Data entries
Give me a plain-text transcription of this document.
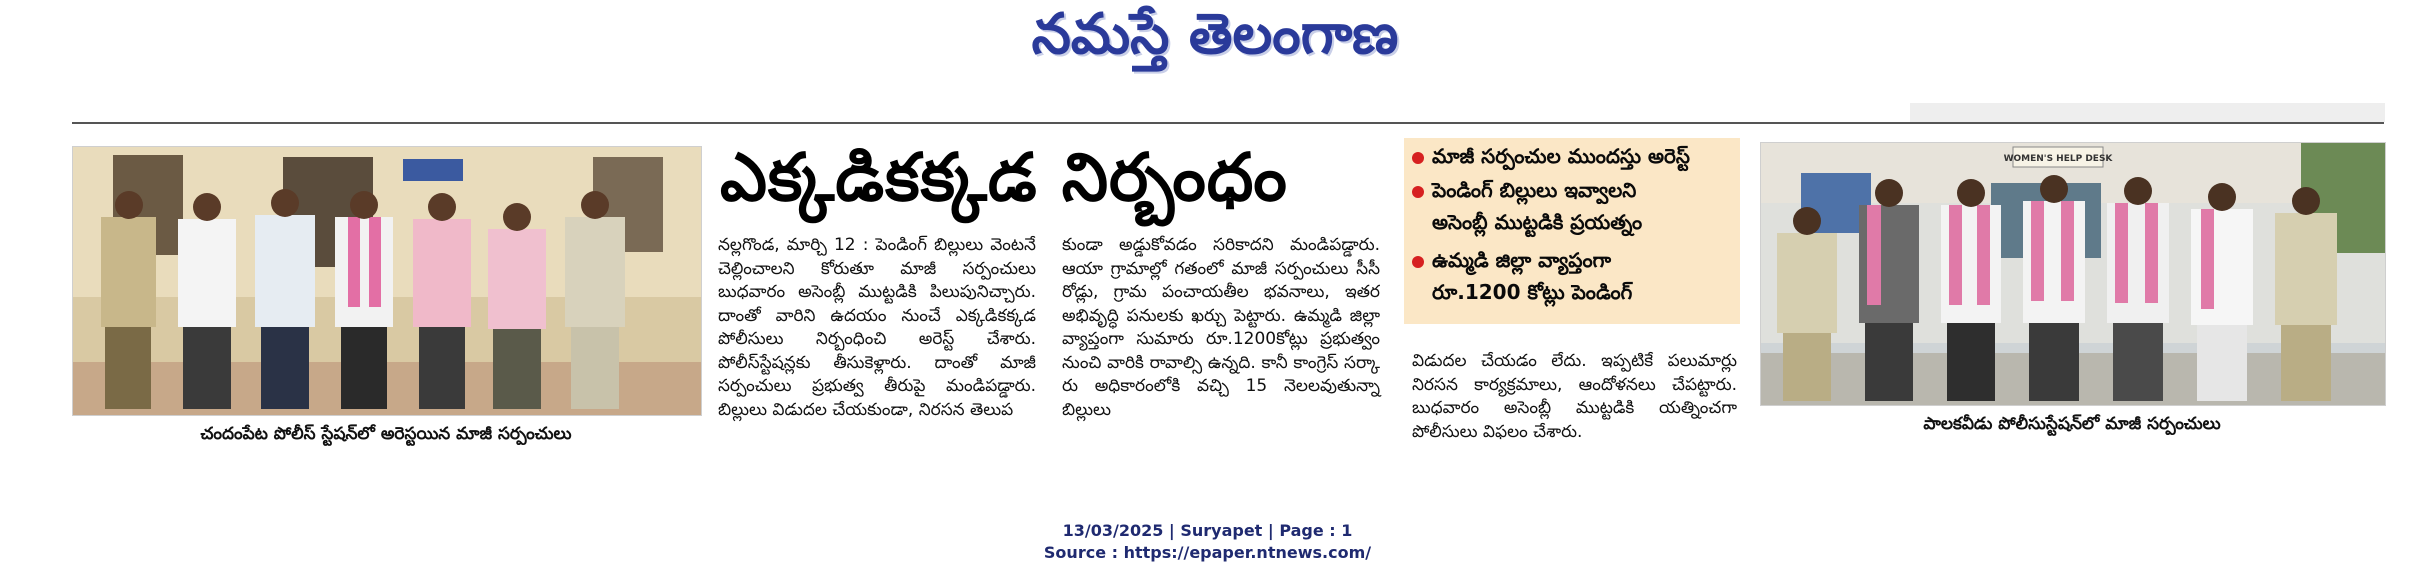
నమస్తే తెలంగాణ
చందంపేట పోలీస్ స్టేషన్‌లో అరెస్టయిన మాజీ సర్పంచులు
ఎక్కడికక్కడ నిర్బంధం
నల్లగొండ, మార్చి 12 : పెండింగ్ బిల్లులు వెంటనే చెల్లించాలని కోరుతూ మాజీ సర్పంచులు బుధవారం అసెంబ్లీ ముట్టడికి పిలుపునిచ్చారు. దాంతో వారిని ఉదయం నుంచే ఎక్కడికక్కడ పోలీసులు నిర్బంధించి అరెస్ట్ చేశారు. పోలీస్‌స్టేషన్లకు తీసుకెళ్లారు. దాంతో మాజీ సర్పంచులు ప్రభుత్వ తీరుపై మండిపడ్డారు. బిల్లులు విడుదల చేయకుండా, నిరసన తెలుప
కుండా అడ్డుకోవడం సరికాదని మండిపడ్డారు. ఆయా గ్రామాల్లో గతంలో మాజీ సర్పంచులు సీసీ రోడ్లు, గ్రామ పంచాయతీల భవనాలు, ఇతర అభివృద్ధి పనులకు ఖర్చు పెట్టారు. ఉమ్మడి జిల్లా వ్యాప్తంగా సుమారు రూ.1200కోట్లు ప్రభుత్వం నుంచి వారికి రావాల్సి ఉన్నది. కానీ కాంగ్రెస్ సర్కా రు అధికారంలోకి వచ్చి 15 నెలలవుతున్నా బిల్లులు
విడుదల చేయడం లేదు. ఇప్పటికే పలుమార్లు నిరసన కార్యక్రమాలు, ఆందోళనలు చేపట్టారు. బుధవారం అసెంబ్లీ ముట్టడికి యత్నించగా పోలీసులు విఫలం చేశారు.
మాజీ సర్పంచుల ముందస్తు అరెస్ట్
పెండింగ్ బిల్లులు ఇవ్వాలని
అసెంబ్లీ ముట్టడికి ప్రయత్నం
ఉమ్మడి జిల్లా వ్యాప్తంగా
రూ.1200 కోట్లు పెండింగ్
WOMEN'S HELP DESK
పాలకవీడు పోలీసుస్టేషన్‌లో మాజీ సర్పంచులు
13/03/2025 | Suryapet | Page : 1
Source : https://epaper.ntnews.com/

**WORK TO DO**
Repeat the data exactly, dropping every picture it holds.

**THE COMPLETED TASK**
Give me a plain-text transcription of this document.
నమస్తే తెలంగాణ
చందంపేట పోలీస్ స్టేషన్‌లో అరెస్టయిన మాజీ సర్పంచులు
ఎక్కడికక్కడ నిర్బంధం
నల్లగొండ, మార్చి 12 : పెండింగ్ బిల్లులు వెంటనే చెల్లించాలని కోరుతూ మాజీ సర్పంచులు బుధవారం అసెంబ్లీ ముట్టడికి పిలుపునిచ్చారు. దాంతో వారిని ఉదయం నుంచే ఎక్కడికక్కడ పోలీసులు నిర్బంధించి అరెస్ట్ చేశారు. పోలీస్‌స్టేషన్లకు తీసుకెళ్లారు. దాంతో మాజీ సర్పంచులు ప్రభుత్వ తీరుపై మండిపడ్డారు. బిల్లులు విడుదల చేయకుండా, నిరసన తెలుప
కుండా అడ్డుకోవడం సరికాదని మండిపడ్డారు. ఆయా గ్రామాల్లో గతంలో మాజీ సర్పంచులు సీసీ రోడ్లు, గ్రామ పంచాయతీల భవనాలు, ఇతర అభివృద్ధి పనులకు ఖర్చు పెట్టారు. ఉమ్మడి జిల్లా వ్యాప్తంగా సుమారు రూ.1200కోట్లు ప్రభుత్వం నుంచి వారికి రావాల్సి ఉన్నది. కానీ కాంగ్రెస్ సర్కా రు అధికారంలోకి వచ్చి 15 నెలలవుతున్నా బిల్లులు
విడుదల చేయడం లేదు. ఇప్పటికే పలుమార్లు నిరసన కార్యక్రమాలు, ఆందోళనలు చేపట్టారు. బుధవారం అసెంబ్లీ ముట్టడికి యత్నించగా పోలీసులు విఫలం చేశారు.
మాజీ సర్పంచుల ముందస్తు అరెస్ట్
పెండింగ్ బిల్లులు ఇవ్వాలని
అసెంబ్లీ ముట్టడికి ప్రయత్నం
ఉమ్మడి జిల్లా వ్యాప్తంగా
రూ.1200 కోట్లు పెండింగ్
WOMEN'S HELP DESK
పాలకవీడు పోలీసుస్టేషన్‌లో మాజీ సర్పంచులు
13/03/2025 | Suryapet | Page : 1
Source : https://epaper.ntnews.com/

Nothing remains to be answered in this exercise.